§ **Requirement**
Scan the material and copy every line in which "中小学高级教师" appears.

§ **Data entries**

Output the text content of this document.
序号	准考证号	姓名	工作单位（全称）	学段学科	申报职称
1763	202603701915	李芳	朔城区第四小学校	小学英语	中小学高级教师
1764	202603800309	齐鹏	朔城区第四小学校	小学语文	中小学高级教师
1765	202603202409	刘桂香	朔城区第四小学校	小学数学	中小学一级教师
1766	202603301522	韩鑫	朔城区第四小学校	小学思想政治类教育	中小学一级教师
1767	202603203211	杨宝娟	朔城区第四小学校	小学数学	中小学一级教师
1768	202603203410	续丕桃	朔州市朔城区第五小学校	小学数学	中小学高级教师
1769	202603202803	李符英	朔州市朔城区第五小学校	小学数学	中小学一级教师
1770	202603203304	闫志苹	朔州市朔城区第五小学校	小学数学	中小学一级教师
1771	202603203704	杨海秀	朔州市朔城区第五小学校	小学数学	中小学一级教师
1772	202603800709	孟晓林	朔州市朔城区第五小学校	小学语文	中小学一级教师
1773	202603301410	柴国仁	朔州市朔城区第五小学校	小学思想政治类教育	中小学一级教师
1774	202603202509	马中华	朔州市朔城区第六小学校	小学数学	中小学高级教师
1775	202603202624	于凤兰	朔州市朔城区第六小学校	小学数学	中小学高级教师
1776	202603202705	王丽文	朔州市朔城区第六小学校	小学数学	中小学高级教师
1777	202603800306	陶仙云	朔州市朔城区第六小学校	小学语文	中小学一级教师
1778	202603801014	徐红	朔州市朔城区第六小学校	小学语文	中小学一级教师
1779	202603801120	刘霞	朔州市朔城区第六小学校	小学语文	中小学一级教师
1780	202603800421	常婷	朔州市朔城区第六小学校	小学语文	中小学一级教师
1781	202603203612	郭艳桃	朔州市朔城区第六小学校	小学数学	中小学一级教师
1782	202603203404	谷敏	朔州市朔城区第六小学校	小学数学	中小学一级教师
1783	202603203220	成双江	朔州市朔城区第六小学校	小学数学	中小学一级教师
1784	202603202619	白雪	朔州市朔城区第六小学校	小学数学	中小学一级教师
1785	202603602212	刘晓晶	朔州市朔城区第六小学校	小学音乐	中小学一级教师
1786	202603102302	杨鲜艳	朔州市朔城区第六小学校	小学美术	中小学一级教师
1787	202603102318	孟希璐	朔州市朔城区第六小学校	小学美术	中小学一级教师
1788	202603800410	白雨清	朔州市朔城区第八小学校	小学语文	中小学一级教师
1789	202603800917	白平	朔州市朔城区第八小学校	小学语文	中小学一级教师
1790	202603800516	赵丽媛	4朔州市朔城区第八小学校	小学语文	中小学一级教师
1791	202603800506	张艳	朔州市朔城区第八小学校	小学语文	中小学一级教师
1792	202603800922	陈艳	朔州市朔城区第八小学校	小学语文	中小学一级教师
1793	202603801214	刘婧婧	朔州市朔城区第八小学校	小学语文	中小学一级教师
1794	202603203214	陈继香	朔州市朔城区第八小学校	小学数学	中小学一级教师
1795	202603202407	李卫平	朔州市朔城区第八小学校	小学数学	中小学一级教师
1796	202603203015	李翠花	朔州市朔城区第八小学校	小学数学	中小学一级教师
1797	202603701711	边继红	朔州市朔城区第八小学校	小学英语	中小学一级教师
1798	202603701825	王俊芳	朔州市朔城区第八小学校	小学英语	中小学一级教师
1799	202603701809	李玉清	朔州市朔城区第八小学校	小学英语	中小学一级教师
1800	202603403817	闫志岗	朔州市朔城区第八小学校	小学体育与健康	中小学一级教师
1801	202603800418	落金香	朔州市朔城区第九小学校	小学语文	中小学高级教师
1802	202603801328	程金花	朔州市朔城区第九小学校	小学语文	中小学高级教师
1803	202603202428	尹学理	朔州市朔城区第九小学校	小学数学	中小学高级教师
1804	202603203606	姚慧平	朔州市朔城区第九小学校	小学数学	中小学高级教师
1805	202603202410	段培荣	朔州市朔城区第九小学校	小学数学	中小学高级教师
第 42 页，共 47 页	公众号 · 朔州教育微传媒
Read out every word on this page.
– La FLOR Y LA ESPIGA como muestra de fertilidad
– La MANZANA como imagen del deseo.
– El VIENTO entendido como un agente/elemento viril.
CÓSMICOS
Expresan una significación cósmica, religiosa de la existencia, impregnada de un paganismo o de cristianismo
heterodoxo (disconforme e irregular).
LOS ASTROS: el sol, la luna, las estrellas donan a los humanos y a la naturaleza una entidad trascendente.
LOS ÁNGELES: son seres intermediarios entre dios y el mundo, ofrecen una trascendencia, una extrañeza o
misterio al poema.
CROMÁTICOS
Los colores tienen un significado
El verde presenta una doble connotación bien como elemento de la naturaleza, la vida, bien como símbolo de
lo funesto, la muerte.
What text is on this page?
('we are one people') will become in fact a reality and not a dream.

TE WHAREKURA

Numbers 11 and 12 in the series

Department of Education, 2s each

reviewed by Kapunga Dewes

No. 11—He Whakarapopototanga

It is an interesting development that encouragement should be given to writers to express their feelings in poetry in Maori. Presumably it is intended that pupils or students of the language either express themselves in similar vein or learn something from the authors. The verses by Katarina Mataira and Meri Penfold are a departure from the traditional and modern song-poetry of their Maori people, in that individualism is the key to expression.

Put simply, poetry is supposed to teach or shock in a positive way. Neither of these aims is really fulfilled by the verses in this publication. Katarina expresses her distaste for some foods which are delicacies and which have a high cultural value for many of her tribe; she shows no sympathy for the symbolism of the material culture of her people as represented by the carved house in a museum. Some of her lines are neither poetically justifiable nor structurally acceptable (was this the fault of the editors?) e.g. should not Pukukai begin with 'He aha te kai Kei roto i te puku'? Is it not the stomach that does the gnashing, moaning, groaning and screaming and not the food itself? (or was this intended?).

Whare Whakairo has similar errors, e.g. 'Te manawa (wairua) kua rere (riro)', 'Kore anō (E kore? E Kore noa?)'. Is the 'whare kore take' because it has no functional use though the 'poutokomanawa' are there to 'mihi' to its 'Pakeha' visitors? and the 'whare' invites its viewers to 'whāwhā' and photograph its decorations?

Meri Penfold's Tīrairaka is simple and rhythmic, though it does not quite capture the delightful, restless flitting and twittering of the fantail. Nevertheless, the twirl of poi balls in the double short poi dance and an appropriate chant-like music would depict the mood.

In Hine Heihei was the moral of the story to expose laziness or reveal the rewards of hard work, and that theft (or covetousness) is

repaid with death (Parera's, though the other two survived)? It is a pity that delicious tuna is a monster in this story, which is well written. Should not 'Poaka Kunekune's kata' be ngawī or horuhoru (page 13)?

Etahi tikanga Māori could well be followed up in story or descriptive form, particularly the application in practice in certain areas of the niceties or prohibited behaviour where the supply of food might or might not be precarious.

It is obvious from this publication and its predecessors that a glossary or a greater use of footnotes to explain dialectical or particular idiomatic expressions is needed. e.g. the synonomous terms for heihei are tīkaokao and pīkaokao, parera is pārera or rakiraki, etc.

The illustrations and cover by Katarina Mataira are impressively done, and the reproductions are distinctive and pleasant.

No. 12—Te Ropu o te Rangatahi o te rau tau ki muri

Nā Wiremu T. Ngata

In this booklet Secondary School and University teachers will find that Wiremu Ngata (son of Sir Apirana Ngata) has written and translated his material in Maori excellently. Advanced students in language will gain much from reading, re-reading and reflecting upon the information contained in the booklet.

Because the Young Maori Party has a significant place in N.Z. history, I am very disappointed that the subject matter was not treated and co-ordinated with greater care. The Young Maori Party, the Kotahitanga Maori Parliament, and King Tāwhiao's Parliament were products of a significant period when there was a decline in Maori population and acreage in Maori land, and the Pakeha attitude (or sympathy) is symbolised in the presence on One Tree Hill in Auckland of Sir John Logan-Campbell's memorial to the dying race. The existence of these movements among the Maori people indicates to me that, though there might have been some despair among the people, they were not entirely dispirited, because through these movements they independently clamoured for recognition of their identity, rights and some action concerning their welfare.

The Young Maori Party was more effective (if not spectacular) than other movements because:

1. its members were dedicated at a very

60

§ **Response**
1763	202603701915	李芳	朔城区第四小学校	小学英语	中小学高级教师
1764	202603800309	齐鹏	朔城区第四小学校	小学语文	中小学高级教师
1768	202603203410	续丕桃	朔州市朔城区第五小学校	小学数学	中小学高级教师
1774	202603202509	马中华	朔州市朔城区第六小学校	小学数学	中小学高级教师
1775	202603202624	于凤兰	朔州市朔城区第六小学校	小学数学	中小学高级教师
1776	202603202705	王丽文	朔州市朔城区第六小学校	小学数学	中小学高级教师
1801	202603800418	落金香	朔州市朔城区第九小学校	小学语文	中小学高级教师
1802	202603801328	程金花	朔州市朔城区第九小学校	小学语文	中小学高级教师
1803	202603202428	尹学理	朔州市朔城区第九小学校	小学数学	中小学高级教师
1804	202603203606	姚慧平	朔州市朔城区第九小学校	小学数学	中小学高级教师
1805	202603202410	段培荣	朔州市朔城区第九小学校	小学数学	中小学高级教师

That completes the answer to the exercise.